- [TASK OBJECTIVE]:
Where does the string "Train" appear in the records? Copy every line that contains it.

- [RECORDS SHOWN]:

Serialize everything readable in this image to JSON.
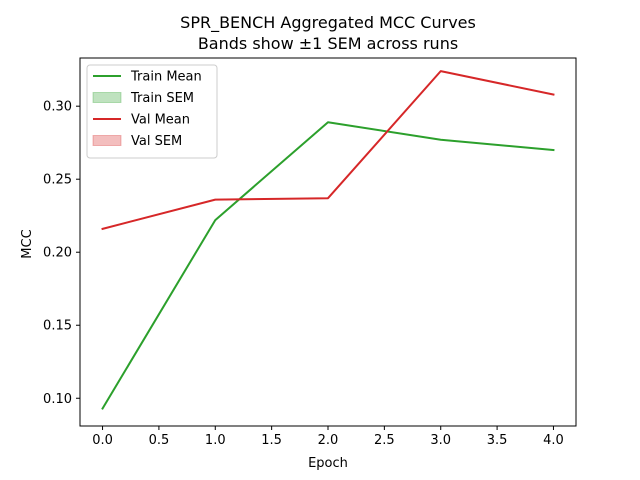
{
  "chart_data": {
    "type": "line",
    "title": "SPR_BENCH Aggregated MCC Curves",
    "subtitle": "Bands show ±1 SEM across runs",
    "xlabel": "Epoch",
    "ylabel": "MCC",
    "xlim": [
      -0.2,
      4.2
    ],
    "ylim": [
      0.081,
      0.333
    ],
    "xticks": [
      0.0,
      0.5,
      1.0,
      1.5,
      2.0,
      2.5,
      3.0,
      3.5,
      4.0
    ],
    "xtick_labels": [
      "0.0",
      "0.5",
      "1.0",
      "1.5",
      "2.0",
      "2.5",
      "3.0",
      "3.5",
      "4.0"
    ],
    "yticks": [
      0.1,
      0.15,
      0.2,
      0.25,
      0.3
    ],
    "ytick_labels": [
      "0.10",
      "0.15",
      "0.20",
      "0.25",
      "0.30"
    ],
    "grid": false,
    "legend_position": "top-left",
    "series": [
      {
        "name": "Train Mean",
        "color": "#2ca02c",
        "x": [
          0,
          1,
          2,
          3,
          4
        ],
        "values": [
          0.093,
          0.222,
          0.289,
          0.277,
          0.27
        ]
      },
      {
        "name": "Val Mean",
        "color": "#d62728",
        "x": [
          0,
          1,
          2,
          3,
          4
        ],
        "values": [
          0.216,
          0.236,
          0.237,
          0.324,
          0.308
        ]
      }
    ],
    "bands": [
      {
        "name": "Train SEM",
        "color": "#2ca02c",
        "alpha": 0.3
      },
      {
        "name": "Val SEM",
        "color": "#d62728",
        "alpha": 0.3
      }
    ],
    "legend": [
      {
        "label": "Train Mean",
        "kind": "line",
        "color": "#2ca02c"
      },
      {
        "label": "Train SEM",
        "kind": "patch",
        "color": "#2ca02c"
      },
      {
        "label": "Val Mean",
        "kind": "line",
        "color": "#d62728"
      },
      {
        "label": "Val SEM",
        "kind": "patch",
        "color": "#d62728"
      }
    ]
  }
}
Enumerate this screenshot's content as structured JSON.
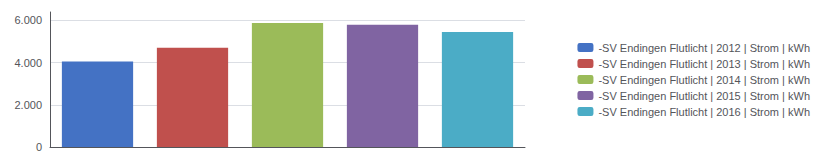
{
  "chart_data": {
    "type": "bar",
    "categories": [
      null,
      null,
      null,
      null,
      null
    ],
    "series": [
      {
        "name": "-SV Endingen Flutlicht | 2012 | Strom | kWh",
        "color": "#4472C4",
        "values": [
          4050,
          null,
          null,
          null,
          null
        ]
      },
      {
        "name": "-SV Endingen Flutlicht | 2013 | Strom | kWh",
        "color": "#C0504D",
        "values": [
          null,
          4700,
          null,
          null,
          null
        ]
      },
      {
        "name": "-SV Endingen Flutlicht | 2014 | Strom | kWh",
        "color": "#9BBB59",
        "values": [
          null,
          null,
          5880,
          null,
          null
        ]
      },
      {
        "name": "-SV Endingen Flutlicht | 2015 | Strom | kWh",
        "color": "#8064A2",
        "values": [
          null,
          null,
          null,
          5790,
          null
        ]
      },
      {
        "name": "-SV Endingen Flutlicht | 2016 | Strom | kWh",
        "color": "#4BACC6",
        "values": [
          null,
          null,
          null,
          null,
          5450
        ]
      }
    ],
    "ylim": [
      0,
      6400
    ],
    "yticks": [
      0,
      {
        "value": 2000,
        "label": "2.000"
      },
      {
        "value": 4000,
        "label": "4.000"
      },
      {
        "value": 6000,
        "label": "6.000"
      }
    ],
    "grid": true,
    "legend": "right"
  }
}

- [SOLUTION TO THIS PROBLEM]:
        "name": "Train Mean",
        "name": "Train SEM",
        "label": "Train Mean",
        "label": "Train SEM",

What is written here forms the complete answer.